### Job
Are you able to quote each entry exactly as written?

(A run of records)
──────────
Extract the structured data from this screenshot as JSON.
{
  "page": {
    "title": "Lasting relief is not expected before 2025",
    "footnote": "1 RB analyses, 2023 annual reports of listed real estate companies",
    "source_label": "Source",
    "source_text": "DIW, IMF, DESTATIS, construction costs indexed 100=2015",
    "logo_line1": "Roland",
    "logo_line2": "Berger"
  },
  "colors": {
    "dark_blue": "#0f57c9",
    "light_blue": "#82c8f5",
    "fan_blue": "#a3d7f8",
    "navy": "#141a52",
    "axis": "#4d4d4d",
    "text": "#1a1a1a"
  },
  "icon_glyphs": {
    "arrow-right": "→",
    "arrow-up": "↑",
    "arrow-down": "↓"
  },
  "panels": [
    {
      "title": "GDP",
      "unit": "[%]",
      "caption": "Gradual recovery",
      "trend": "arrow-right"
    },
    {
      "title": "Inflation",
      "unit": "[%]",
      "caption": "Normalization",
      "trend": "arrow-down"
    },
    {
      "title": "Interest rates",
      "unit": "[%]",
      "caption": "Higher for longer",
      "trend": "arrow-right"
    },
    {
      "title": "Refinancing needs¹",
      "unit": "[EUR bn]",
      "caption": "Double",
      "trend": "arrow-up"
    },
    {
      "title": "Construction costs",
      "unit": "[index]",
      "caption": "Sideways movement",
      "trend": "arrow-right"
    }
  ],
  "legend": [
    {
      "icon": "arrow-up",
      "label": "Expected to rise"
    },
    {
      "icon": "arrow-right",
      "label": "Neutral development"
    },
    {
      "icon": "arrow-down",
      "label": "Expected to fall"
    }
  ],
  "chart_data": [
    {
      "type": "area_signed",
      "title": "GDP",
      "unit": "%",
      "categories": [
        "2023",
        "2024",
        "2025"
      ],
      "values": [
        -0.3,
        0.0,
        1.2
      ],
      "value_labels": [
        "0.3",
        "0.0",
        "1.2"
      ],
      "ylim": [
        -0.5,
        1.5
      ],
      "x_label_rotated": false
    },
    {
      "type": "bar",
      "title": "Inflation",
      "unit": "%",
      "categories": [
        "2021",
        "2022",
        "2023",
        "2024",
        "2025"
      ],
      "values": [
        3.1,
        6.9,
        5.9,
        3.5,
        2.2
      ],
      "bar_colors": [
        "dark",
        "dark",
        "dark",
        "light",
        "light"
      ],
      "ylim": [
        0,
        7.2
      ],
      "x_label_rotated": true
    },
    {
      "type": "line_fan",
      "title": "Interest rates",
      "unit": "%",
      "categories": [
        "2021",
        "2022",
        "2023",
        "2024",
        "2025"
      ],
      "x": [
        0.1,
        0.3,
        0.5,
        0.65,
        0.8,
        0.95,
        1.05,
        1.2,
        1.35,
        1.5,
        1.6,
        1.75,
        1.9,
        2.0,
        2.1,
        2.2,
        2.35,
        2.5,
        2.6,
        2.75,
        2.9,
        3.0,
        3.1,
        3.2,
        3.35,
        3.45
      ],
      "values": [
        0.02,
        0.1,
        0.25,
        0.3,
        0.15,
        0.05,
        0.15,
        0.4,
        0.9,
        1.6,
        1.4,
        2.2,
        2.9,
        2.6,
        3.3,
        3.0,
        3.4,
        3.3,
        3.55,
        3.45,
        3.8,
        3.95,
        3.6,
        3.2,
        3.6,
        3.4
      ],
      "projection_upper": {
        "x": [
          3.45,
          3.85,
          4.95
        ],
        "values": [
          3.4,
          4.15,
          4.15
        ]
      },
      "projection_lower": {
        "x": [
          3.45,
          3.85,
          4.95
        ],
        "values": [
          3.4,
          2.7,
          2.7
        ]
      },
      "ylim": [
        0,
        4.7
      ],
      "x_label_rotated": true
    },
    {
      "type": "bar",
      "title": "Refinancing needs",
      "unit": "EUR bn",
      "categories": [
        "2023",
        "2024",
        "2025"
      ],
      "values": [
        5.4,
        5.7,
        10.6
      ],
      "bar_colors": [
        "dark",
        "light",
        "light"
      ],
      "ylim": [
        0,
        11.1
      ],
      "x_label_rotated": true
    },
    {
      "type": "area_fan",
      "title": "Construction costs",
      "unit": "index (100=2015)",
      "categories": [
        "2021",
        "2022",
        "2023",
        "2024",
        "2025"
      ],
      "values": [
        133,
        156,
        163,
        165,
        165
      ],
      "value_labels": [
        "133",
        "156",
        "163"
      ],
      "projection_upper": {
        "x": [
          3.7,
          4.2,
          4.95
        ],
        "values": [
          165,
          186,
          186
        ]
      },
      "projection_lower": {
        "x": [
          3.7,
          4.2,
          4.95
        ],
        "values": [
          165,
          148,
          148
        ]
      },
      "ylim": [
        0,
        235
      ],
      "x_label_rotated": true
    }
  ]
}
──────────
### Solution to the problem
Extract the structured data from this screenshot as JSON.
{
  "page": {
    "title": "Lasting relief is not expected before 2025",
    "footnote": "1 RB analyses, 2023 annual reports of listed real estate companies",
    "source_label": "Source",
    "source_text": "DIW, IMF, DESTATIS, construction costs indexed 100=2015",
    "logo_line1": "Roland",
    "logo_line2": "Berger"
  },
  "colors": {
    "dark_blue": "#0f57c9",
    "light_blue": "#82c8f5",
    "fan_blue": "#a3d7f8",
    "navy": "#141a52",
    "axis": "#4d4d4d",
    "text": "#1a1a1a"
  },
  "icon_glyphs": {
    "arrow-right": "→",
    "arrow-up": "↑",
    "arrow-down": "↓"
  },
  "panels": [
    {
      "title": "GDP",
      "unit": "[%]",
      "caption": "Gradual recovery",
      "trend": "arrow-right"
    },
    {
      "title": "Inflation",
      "unit": "[%]",
      "caption": "Normalization",
      "trend": "arrow-down"
    },
    {
      "title": "Interest rates",
      "unit": "[%]",
      "caption": "Higher for longer",
      "trend": "arrow-right"
    },
    {
      "title": "Refinancing needs¹",
      "unit": "[EUR bn]",
      "caption": "Double",
      "trend": "arrow-up"
    },
    {
      "title": "Construction costs",
      "unit": "[index]",
      "caption": "Sideways movement",
      "trend": "arrow-right"
    }
  ],
  "legend": [
    {
      "icon": "arrow-up",
      "label": "Expected to rise"
    },
    {
      "icon": "arrow-right",
      "label": "Neutral development"
    },
    {
      "icon": "arrow-down",
      "label": "Expected to fall"
    }
  ],
  "chart_data": [
    {
      "type": "area_signed",
      "title": "GDP",
      "unit": "%",
      "categories": [
        "2023",
        "2024",
        "2025"
      ],
      "values": [
        -0.3,
        0.0,
        1.2
      ],
      "value_labels": [
        "0.3",
        "0.0",
        "1.2"
      ],
      "ylim": [
        -0.5,
        1.5
      ],
      "x_label_rotated": false
    },
    {
      "type": "bar",
      "title": "Inflation",
      "unit": "%",
      "categories": [
        "2021",
        "2022",
        "2023",
        "2024",
        "2025"
      ],
      "values": [
        3.1,
        6.9,
        5.9,
        3.5,
        2.2
      ],
      "bar_colors": [
        "dark",
        "dark",
        "dark",
        "light",
        "light"
      ],
      "ylim": [
        0,
        7.2
      ],
      "x_label_rotated": true
    },
    {
      "type": "line_fan",
      "title": "Interest rates",
      "unit": "%",
      "categories": [
        "2021",
        "2022",
        "2023",
        "2024",
        "2025"
      ],
      "x": [
        0.1,
        0.3,
        0.5,
        0.65,
        0.8,
        0.95,
        1.05,
        1.2,
        1.35,
        1.5,
        1.6,
        1.75,
        1.9,
        2.0,
        2.1,
        2.2,
        2.35,
        2.5,
        2.6,
        2.75,
        2.9,
        3.0,
        3.1,
        3.2,
        3.35,
        3.45
      ],
      "values": [
        0.02,
        0.1,
        0.25,
        0.3,
        0.15,
        0.05,
        0.15,
        0.4,
        0.9,
        1.6,
        1.4,
        2.2,
        2.9,
        2.6,
        3.3,
        3.0,
        3.4,
        3.3,
        3.55,
        3.45,
        3.8,
        3.95,
        3.6,
        3.2,
        3.6,
        3.4
      ],
      "projection_upper": {
        "x": [
          3.45,
          3.85,
          4.95
        ],
        "values": [
          3.4,
          4.15,
          4.15
        ]
      },
      "projection_lower": {
        "x": [
          3.45,
          3.85,
          4.95
        ],
        "values": [
          3.4,
          2.7,
          2.7
        ]
      },
      "ylim": [
        0,
        4.7
      ],
      "x_label_rotated": true
    },
    {
      "type": "bar",
      "title": "Refinancing needs",
      "unit": "EUR bn",
      "categories": [
        "2023",
        "2024",
        "2025"
      ],
      "values": [
        5.4,
        5.7,
        10.6
      ],
      "bar_colors": [
        "dark",
        "light",
        "light"
      ],
      "ylim": [
        0,
        11.1
      ],
      "x_label_rotated": true
    },
    {
      "type": "area_fan",
      "title": "Construction costs",
      "unit": "index (100=2015)",
      "categories": [
        "2021",
        "2022",
        "2023",
        "2024",
        "2025"
      ],
      "values": [
        133,
        156,
        163,
        165,
        165
      ],
      "value_labels": [
        "133",
        "156",
        "163"
      ],
      "projection_upper": {
        "x": [
          3.7,
          4.2,
          4.95
        ],
        "values": [
          165,
          186,
          186
        ]
      },
      "projection_lower": {
        "x": [
          3.7,
          4.2,
          4.95
        ],
        "values": [
          165,
          148,
          148
        ]
      },
      "ylim": [
        0,
        235
      ],
      "x_label_rotated": true
    }
  ]
}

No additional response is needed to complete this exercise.